[BEGIN]

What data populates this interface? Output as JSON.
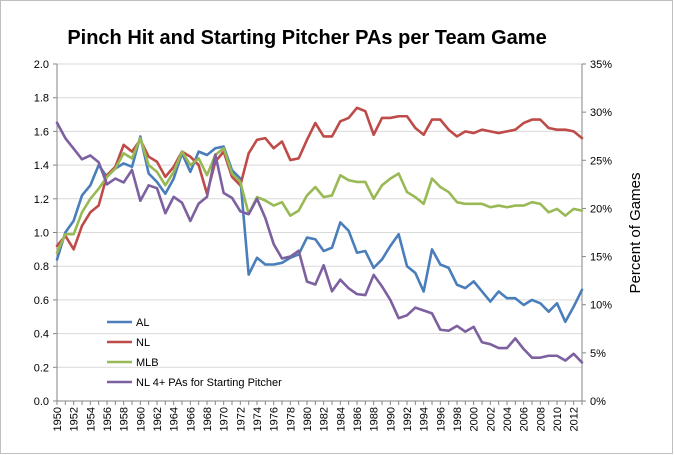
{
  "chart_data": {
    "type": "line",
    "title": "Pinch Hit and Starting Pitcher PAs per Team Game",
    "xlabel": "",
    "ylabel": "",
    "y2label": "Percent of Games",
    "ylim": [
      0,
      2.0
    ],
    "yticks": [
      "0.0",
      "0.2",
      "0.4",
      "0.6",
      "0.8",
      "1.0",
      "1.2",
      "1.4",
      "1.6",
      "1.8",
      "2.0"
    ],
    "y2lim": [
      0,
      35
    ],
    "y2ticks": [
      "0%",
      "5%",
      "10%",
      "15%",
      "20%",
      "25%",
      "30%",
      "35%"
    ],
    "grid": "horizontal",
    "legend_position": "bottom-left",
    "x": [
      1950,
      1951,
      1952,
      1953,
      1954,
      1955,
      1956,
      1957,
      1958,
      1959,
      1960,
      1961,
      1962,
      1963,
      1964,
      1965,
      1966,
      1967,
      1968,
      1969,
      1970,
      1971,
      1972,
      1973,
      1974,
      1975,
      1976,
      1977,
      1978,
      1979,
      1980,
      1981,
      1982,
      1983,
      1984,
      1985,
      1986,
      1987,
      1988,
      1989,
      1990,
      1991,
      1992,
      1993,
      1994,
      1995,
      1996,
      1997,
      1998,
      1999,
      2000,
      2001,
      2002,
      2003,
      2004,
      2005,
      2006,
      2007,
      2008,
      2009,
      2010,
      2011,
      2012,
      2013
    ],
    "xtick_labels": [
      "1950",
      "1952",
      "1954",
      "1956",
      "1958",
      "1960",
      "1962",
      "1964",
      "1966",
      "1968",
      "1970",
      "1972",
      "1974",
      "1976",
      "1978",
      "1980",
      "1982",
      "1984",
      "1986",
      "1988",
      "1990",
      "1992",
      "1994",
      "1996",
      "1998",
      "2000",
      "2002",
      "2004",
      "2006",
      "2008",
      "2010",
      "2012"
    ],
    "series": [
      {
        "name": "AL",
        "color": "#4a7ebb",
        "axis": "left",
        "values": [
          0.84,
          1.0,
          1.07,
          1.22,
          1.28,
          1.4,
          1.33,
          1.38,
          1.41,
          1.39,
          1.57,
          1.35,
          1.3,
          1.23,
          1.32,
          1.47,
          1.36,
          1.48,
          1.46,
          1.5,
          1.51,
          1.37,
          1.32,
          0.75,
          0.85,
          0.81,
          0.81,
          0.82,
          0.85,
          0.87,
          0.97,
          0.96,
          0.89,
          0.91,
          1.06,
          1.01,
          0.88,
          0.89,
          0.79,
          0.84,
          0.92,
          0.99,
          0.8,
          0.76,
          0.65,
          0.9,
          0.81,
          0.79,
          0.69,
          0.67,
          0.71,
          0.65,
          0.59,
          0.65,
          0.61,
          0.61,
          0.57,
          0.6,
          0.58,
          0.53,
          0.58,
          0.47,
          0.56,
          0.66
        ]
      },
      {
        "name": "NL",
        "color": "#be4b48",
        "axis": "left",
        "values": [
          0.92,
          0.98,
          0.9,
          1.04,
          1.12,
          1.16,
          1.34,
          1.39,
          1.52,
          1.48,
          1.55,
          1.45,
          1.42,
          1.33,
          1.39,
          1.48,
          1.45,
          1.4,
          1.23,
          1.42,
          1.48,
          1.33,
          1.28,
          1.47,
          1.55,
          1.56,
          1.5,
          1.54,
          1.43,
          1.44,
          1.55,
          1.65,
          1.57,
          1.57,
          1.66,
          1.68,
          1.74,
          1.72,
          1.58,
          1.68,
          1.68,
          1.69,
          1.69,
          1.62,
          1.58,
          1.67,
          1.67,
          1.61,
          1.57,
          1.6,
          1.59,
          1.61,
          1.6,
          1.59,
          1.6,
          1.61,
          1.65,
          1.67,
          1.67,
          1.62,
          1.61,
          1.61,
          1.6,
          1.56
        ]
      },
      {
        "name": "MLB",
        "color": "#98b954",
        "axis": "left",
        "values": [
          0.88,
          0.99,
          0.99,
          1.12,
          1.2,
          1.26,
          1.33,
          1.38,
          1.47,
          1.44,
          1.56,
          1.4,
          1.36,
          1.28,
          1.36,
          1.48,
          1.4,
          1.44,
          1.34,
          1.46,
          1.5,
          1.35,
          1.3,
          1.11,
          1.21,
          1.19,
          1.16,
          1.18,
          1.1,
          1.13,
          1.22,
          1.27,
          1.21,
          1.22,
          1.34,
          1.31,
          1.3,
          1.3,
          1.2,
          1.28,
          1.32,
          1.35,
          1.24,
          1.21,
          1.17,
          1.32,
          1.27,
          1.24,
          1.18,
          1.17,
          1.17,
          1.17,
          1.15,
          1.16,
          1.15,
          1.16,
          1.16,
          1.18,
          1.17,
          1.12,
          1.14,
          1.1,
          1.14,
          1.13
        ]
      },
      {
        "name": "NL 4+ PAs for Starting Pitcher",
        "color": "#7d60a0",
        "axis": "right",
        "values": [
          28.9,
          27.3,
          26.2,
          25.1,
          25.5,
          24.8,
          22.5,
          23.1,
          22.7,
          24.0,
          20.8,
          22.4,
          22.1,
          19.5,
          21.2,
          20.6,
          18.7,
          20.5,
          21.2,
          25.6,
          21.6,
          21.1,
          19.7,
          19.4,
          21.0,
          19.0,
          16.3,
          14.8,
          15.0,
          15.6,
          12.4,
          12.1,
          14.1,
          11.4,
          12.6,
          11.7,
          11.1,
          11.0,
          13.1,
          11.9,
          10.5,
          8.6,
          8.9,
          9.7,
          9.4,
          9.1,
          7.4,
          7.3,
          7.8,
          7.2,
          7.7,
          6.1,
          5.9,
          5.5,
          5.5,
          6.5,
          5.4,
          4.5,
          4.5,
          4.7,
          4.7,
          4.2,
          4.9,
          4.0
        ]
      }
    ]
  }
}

[END]

Find the string "Pitcher" in the records, then copy each line where it occurs.

    "title": "Pinch Hit and Starting Pitcher PAs per Team Game",
        "name": "NL 4+ PAs for Starting Pitcher",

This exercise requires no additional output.